**To do**
Below are the records; copy every line in them that holds the string "dissolved".

**Document structure recognition data**
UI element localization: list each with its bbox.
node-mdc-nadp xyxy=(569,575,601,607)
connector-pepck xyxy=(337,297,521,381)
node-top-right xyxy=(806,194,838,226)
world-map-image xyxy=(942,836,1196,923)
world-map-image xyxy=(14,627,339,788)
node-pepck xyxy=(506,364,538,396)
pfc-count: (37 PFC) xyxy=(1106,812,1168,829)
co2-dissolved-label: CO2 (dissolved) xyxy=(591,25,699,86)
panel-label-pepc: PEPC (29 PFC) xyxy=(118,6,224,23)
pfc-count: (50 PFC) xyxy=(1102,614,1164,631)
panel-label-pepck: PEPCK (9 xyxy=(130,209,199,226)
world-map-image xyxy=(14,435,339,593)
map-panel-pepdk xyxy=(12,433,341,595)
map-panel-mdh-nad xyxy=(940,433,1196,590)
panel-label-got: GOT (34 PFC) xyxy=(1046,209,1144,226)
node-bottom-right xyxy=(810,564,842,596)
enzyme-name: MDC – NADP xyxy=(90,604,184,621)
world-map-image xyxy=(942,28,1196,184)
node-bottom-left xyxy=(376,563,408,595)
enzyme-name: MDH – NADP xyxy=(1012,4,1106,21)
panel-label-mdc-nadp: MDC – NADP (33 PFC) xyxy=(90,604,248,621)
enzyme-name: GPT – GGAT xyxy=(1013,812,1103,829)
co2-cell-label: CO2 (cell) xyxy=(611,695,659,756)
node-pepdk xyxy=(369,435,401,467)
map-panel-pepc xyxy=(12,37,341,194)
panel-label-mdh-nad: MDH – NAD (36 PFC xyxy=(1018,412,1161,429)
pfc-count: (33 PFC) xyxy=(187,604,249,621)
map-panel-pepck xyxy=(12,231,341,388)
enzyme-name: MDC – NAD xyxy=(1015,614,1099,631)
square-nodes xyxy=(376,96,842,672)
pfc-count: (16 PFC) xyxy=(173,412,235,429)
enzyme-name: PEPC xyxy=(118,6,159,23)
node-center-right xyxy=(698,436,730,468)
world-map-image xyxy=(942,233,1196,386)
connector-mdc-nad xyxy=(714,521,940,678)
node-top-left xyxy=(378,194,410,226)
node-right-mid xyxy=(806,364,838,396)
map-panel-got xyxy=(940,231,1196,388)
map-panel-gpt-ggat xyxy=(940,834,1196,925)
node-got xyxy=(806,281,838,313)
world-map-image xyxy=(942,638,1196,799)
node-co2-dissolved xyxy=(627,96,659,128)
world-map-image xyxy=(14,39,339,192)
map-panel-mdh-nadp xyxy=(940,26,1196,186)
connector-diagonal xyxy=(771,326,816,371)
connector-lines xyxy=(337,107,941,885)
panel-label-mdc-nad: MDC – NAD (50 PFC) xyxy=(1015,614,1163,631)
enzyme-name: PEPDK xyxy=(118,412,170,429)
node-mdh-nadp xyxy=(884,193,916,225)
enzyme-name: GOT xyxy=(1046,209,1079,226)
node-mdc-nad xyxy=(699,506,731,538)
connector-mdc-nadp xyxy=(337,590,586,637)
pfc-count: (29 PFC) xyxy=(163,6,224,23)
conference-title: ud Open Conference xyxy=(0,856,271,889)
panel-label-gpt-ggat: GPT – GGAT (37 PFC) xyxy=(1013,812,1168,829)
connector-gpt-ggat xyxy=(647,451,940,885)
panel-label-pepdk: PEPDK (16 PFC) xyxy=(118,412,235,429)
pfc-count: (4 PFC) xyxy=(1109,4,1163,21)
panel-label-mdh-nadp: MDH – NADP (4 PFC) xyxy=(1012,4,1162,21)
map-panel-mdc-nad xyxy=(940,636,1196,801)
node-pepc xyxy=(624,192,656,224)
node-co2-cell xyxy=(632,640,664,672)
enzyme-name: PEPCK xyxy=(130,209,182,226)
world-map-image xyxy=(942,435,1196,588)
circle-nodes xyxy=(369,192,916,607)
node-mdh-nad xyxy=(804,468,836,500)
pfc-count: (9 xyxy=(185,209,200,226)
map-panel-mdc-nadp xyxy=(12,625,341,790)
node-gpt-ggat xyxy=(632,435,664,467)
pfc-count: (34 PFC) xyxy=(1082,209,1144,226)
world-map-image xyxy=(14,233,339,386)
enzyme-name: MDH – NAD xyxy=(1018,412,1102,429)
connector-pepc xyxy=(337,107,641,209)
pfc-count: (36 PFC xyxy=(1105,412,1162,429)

**Task output**
co2-dissolved-label: CO2 (dissolved) xyxy=(591,25,699,86)
node-co2-dissolved xyxy=(627,96,659,128)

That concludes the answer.